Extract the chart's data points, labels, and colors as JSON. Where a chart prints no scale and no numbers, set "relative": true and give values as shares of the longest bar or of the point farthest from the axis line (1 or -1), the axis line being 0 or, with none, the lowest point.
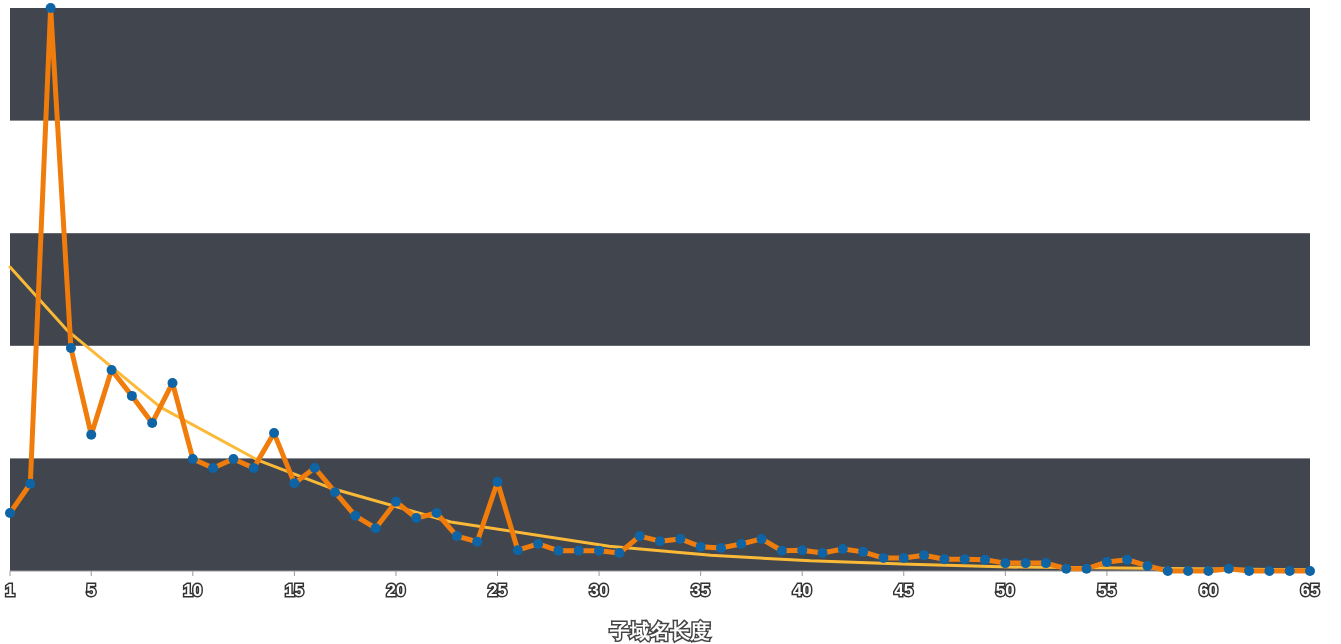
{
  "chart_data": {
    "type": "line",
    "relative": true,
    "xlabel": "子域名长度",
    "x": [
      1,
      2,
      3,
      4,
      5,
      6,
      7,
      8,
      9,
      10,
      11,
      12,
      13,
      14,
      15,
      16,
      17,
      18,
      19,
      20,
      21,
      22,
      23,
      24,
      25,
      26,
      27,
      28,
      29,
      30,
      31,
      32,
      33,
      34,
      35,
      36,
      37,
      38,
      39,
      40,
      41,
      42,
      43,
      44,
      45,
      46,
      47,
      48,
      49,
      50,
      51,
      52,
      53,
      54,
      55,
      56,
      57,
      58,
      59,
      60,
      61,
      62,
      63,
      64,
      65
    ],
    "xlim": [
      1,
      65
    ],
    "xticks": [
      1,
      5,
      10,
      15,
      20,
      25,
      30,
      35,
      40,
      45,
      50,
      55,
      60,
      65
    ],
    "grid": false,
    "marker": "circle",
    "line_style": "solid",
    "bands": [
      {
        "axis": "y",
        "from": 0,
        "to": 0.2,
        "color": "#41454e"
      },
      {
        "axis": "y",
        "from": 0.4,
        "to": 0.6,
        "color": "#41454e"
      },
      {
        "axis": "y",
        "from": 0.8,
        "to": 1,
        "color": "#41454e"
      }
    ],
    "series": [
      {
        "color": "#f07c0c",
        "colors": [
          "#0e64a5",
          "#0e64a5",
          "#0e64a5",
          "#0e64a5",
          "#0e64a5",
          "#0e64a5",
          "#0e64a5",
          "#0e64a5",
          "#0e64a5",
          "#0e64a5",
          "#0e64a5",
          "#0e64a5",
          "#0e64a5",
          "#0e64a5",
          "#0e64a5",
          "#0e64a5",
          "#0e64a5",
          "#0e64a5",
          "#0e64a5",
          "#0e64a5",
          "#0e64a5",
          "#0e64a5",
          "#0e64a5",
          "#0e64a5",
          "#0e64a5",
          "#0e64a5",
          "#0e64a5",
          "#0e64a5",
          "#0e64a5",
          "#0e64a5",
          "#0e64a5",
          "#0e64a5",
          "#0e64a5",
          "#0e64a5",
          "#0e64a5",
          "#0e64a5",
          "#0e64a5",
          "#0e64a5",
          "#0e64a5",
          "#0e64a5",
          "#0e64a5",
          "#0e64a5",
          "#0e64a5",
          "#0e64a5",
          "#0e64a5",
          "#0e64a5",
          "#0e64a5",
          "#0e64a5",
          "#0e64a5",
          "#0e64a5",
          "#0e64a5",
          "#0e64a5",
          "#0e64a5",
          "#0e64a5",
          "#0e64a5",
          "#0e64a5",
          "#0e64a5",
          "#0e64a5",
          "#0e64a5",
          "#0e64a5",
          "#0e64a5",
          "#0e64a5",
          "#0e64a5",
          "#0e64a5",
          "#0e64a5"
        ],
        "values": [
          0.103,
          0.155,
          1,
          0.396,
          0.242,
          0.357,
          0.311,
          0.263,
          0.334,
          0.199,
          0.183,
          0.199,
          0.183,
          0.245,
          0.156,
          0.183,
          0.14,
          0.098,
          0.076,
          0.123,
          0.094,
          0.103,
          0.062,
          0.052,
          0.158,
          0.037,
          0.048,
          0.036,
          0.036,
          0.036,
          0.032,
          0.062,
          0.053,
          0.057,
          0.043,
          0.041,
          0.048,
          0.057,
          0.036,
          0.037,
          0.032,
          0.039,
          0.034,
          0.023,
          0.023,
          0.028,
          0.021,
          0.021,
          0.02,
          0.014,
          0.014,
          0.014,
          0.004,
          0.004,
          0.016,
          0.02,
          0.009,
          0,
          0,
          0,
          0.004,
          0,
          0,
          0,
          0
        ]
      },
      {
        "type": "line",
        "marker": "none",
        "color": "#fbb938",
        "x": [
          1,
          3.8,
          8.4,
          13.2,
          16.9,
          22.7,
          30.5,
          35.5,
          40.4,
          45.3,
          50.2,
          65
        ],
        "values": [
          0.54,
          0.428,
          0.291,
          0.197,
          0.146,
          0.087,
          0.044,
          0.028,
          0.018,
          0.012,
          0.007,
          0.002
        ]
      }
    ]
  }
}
+ + +
Prompt: Write out the entries again, exactly as given, skipping any images.

Answer to the problem:
Extract the chart's data points, labels, and colors as JSON. Where a chart prints no scale and no numbers, set "relative": true and give values as shares of the longest bar or of the point farthest from the axis line (1 or -1), the axis line being 0 or, with none, the lowest point.
{
  "chart_data": {
    "type": "line",
    "relative": true,
    "xlabel": "子域名长度",
    "x": [
      1,
      2,
      3,
      4,
      5,
      6,
      7,
      8,
      9,
      10,
      11,
      12,
      13,
      14,
      15,
      16,
      17,
      18,
      19,
      20,
      21,
      22,
      23,
      24,
      25,
      26,
      27,
      28,
      29,
      30,
      31,
      32,
      33,
      34,
      35,
      36,
      37,
      38,
      39,
      40,
      41,
      42,
      43,
      44,
      45,
      46,
      47,
      48,
      49,
      50,
      51,
      52,
      53,
      54,
      55,
      56,
      57,
      58,
      59,
      60,
      61,
      62,
      63,
      64,
      65
    ],
    "xlim": [
      1,
      65
    ],
    "xticks": [
      1,
      5,
      10,
      15,
      20,
      25,
      30,
      35,
      40,
      45,
      50,
      55,
      60,
      65
    ],
    "grid": false,
    "marker": "circle",
    "line_style": "solid",
    "bands": [
      {
        "axis": "y",
        "from": 0,
        "to": 0.2,
        "color": "#41454e"
      },
      {
        "axis": "y",
        "from": 0.4,
        "to": 0.6,
        "color": "#41454e"
      },
      {
        "axis": "y",
        "from": 0.8,
        "to": 1,
        "color": "#41454e"
      }
    ],
    "series": [
      {
        "color": "#f07c0c",
        "colors": [
          "#0e64a5",
          "#0e64a5",
          "#0e64a5",
          "#0e64a5",
          "#0e64a5",
          "#0e64a5",
          "#0e64a5",
          "#0e64a5",
          "#0e64a5",
          "#0e64a5",
          "#0e64a5",
          "#0e64a5",
          "#0e64a5",
          "#0e64a5",
          "#0e64a5",
          "#0e64a5",
          "#0e64a5",
          "#0e64a5",
          "#0e64a5",
          "#0e64a5",
          "#0e64a5",
          "#0e64a5",
          "#0e64a5",
          "#0e64a5",
          "#0e64a5",
          "#0e64a5",
          "#0e64a5",
          "#0e64a5",
          "#0e64a5",
          "#0e64a5",
          "#0e64a5",
          "#0e64a5",
          "#0e64a5",
          "#0e64a5",
          "#0e64a5",
          "#0e64a5",
          "#0e64a5",
          "#0e64a5",
          "#0e64a5",
          "#0e64a5",
          "#0e64a5",
          "#0e64a5",
          "#0e64a5",
          "#0e64a5",
          "#0e64a5",
          "#0e64a5",
          "#0e64a5",
          "#0e64a5",
          "#0e64a5",
          "#0e64a5",
          "#0e64a5",
          "#0e64a5",
          "#0e64a5",
          "#0e64a5",
          "#0e64a5",
          "#0e64a5",
          "#0e64a5",
          "#0e64a5",
          "#0e64a5",
          "#0e64a5",
          "#0e64a5",
          "#0e64a5",
          "#0e64a5",
          "#0e64a5",
          "#0e64a5"
        ],
        "values": [
          0.103,
          0.155,
          1,
          0.396,
          0.242,
          0.357,
          0.311,
          0.263,
          0.334,
          0.199,
          0.183,
          0.199,
          0.183,
          0.245,
          0.156,
          0.183,
          0.14,
          0.098,
          0.076,
          0.123,
          0.094,
          0.103,
          0.062,
          0.052,
          0.158,
          0.037,
          0.048,
          0.036,
          0.036,
          0.036,
          0.032,
          0.062,
          0.053,
          0.057,
          0.043,
          0.041,
          0.048,
          0.057,
          0.036,
          0.037,
          0.032,
          0.039,
          0.034,
          0.023,
          0.023,
          0.028,
          0.021,
          0.021,
          0.02,
          0.014,
          0.014,
          0.014,
          0.004,
          0.004,
          0.016,
          0.02,
          0.009,
          0,
          0,
          0,
          0.004,
          0,
          0,
          0,
          0
        ]
      },
      {
        "type": "line",
        "marker": "none",
        "color": "#fbb938",
        "x": [
          1,
          3.8,
          8.4,
          13.2,
          16.9,
          22.7,
          30.5,
          35.5,
          40.4,
          45.3,
          50.2,
          65
        ],
        "values": [
          0.54,
          0.428,
          0.291,
          0.197,
          0.146,
          0.087,
          0.044,
          0.028,
          0.018,
          0.012,
          0.007,
          0.002
        ]
      }
    ]
  }
}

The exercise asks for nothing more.